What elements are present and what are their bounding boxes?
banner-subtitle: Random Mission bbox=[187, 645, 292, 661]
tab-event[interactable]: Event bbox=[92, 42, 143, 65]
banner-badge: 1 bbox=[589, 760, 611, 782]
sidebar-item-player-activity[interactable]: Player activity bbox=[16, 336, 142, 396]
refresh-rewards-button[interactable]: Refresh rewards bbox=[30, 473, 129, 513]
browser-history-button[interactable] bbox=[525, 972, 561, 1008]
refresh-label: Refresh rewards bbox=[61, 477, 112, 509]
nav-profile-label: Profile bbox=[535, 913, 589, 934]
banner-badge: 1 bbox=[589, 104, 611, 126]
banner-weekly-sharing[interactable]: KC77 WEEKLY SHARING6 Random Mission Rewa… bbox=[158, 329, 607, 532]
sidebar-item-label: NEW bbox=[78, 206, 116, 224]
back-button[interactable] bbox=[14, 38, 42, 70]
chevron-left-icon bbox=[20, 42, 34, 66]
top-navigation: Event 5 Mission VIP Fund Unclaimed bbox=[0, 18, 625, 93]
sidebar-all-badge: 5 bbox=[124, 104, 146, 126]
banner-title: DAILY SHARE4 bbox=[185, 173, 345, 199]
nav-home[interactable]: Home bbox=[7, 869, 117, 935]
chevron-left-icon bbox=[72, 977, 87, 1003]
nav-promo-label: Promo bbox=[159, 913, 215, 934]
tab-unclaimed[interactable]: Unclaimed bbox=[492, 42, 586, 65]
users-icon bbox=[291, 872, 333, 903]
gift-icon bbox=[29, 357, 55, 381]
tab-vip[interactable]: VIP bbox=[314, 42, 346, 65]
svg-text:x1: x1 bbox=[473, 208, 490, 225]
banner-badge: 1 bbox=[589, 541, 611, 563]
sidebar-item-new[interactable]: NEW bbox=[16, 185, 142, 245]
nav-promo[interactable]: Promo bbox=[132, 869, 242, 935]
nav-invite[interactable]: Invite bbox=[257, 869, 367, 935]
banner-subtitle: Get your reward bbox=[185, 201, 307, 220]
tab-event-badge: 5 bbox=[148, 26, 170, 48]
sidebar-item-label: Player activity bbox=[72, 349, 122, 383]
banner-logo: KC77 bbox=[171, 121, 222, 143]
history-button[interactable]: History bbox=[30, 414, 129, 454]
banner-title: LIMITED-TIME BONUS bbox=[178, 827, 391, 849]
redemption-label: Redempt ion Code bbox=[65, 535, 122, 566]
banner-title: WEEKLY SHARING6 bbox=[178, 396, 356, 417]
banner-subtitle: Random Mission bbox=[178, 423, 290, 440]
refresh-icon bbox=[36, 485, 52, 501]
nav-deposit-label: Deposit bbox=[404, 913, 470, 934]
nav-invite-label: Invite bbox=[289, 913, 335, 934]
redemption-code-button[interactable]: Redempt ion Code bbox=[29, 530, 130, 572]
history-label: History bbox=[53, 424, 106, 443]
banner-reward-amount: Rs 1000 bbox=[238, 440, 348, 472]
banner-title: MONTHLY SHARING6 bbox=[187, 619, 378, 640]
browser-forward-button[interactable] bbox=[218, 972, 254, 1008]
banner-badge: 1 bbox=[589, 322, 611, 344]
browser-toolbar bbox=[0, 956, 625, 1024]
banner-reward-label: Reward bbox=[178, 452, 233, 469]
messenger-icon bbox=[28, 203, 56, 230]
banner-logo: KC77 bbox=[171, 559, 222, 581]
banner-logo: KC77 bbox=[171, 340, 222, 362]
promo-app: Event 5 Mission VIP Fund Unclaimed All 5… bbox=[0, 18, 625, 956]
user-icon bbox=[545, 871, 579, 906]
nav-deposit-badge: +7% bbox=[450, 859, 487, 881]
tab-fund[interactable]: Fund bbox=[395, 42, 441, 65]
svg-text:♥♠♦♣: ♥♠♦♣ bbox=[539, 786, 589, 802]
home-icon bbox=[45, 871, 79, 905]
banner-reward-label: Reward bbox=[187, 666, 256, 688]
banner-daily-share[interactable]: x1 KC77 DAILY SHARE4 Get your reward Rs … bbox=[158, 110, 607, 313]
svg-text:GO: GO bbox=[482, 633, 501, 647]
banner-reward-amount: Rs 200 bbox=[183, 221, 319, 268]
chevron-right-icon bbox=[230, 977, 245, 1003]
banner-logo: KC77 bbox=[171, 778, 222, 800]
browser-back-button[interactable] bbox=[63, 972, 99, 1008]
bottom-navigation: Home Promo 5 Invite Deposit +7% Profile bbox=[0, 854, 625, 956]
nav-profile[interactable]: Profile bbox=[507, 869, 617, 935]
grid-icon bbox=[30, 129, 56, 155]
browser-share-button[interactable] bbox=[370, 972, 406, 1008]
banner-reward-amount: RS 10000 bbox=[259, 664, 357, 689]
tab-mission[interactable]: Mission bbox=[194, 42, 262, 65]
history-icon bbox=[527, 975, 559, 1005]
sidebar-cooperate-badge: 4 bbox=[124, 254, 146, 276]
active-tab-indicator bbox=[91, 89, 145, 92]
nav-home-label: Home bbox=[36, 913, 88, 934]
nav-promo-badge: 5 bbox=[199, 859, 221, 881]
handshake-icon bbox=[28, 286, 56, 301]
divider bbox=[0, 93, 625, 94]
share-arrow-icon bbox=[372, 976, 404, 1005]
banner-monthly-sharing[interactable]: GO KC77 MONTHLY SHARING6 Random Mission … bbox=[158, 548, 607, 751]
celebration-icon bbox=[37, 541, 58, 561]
---------------
*Task brief*: Rewrite every item above, changing "Refresh rewards" to "Reload rewards" wherever it occurs and leaving everything else unchanged.

*Exercise solution*:
What elements are present and what are their bounding boxes?
banner-subtitle: Random Mission bbox=[187, 645, 292, 661]
tab-event[interactable]: Event bbox=[92, 42, 143, 65]
banner-badge: 1 bbox=[589, 760, 611, 782]
sidebar-item-player-activity[interactable]: Player activity bbox=[16, 336, 142, 396]
refresh-rewards-button[interactable]: Reload rewards bbox=[30, 473, 129, 513]
browser-history-button[interactable] bbox=[525, 972, 561, 1008]
refresh-label: Reload rewards bbox=[61, 477, 112, 509]
nav-profile-label: Profile bbox=[535, 913, 589, 934]
banner-badge: 1 bbox=[589, 104, 611, 126]
banner-weekly-sharing[interactable]: KC77 WEEKLY SHARING6 Random Mission Rewa… bbox=[158, 329, 607, 532]
sidebar-item-label: NEW bbox=[78, 206, 116, 224]
back-button[interactable] bbox=[14, 38, 42, 70]
chevron-left-icon bbox=[20, 42, 34, 66]
top-navigation: Event 5 Mission VIP Fund Unclaimed bbox=[0, 18, 625, 93]
sidebar-all-badge: 5 bbox=[124, 104, 146, 126]
banner-title: DAILY SHARE4 bbox=[185, 173, 345, 199]
nav-home[interactable]: Home bbox=[7, 869, 117, 935]
chevron-left-icon bbox=[72, 977, 87, 1003]
nav-promo-label: Promo bbox=[159, 913, 215, 934]
tab-unclaimed[interactable]: Unclaimed bbox=[492, 42, 586, 65]
users-icon bbox=[291, 872, 333, 903]
gift-icon bbox=[29, 357, 55, 381]
tab-vip[interactable]: VIP bbox=[314, 42, 346, 65]
svg-text:x1: x1 bbox=[473, 208, 490, 225]
banner-badge: 1 bbox=[589, 541, 611, 563]
sidebar-item-new[interactable]: NEW bbox=[16, 185, 142, 245]
nav-promo[interactable]: Promo bbox=[132, 869, 242, 935]
nav-invite[interactable]: Invite bbox=[257, 869, 367, 935]
banner-subtitle: Get your reward bbox=[185, 201, 307, 220]
tab-event-badge: 5 bbox=[148, 26, 170, 48]
sidebar-item-label: Player activity bbox=[72, 349, 122, 383]
banner-logo: KC77 bbox=[171, 121, 222, 143]
history-button[interactable]: History bbox=[30, 414, 129, 454]
banner-title: LIMITED-TIME BONUS bbox=[178, 827, 391, 849]
redemption-label: Redempt ion Code bbox=[65, 535, 122, 566]
banner-title: WEEKLY SHARING6 bbox=[178, 396, 356, 417]
banner-subtitle: Random Mission bbox=[178, 423, 290, 440]
refresh-icon bbox=[36, 485, 52, 501]
nav-deposit-label: Deposit bbox=[404, 913, 470, 934]
nav-invite-label: Invite bbox=[289, 913, 335, 934]
redemption-code-button[interactable]: Redempt ion Code bbox=[29, 530, 130, 572]
history-label: History bbox=[53, 424, 106, 443]
banner-reward-amount: Rs 1000 bbox=[238, 440, 348, 472]
banner-title: MONTHLY SHARING6 bbox=[187, 619, 378, 640]
browser-forward-button[interactable] bbox=[218, 972, 254, 1008]
banner-badge: 1 bbox=[589, 322, 611, 344]
browser-toolbar bbox=[0, 956, 625, 1024]
banner-reward-label: Reward bbox=[178, 452, 233, 469]
messenger-icon bbox=[28, 203, 56, 230]
banner-logo: KC77 bbox=[171, 559, 222, 581]
banner-logo: KC77 bbox=[171, 340, 222, 362]
promo-app: Event 5 Mission VIP Fund Unclaimed All 5… bbox=[0, 18, 625, 956]
user-icon bbox=[545, 871, 579, 906]
nav-deposit-badge: +7% bbox=[450, 859, 487, 881]
tab-fund[interactable]: Fund bbox=[395, 42, 441, 65]
svg-text:♥♠♦♣: ♥♠♦♣ bbox=[539, 786, 589, 802]
home-icon bbox=[45, 871, 79, 905]
banner-reward-label: Reward bbox=[187, 666, 256, 688]
banner-daily-share[interactable]: x1 KC77 DAILY SHARE4 Get your reward Rs … bbox=[158, 110, 607, 313]
svg-text:GO: GO bbox=[482, 633, 501, 647]
banner-reward-amount: Rs 200 bbox=[183, 221, 319, 268]
chevron-right-icon bbox=[230, 977, 245, 1003]
banner-logo: KC77 bbox=[171, 778, 222, 800]
browser-back-button[interactable] bbox=[63, 972, 99, 1008]
bottom-navigation: Home Promo 5 Invite Deposit +7% Profile bbox=[0, 854, 625, 956]
nav-profile[interactable]: Profile bbox=[507, 869, 617, 935]
grid-icon bbox=[30, 129, 56, 155]
browser-share-button[interactable] bbox=[370, 972, 406, 1008]
banner-reward-amount: RS 10000 bbox=[259, 664, 357, 689]
tab-mission[interactable]: Mission bbox=[194, 42, 262, 65]
history-icon bbox=[527, 975, 559, 1005]
sidebar-cooperate-badge: 4 bbox=[124, 254, 146, 276]
active-tab-indicator bbox=[91, 89, 145, 92]
nav-home-label: Home bbox=[36, 913, 88, 934]
nav-promo-badge: 5 bbox=[199, 859, 221, 881]
handshake-icon bbox=[28, 286, 56, 301]
divider bbox=[0, 93, 625, 94]
share-arrow-icon bbox=[372, 976, 404, 1005]
banner-monthly-sharing[interactable]: GO KC77 MONTHLY SHARING6 Random Mission … bbox=[158, 548, 607, 751]
celebration-icon bbox=[37, 541, 58, 561]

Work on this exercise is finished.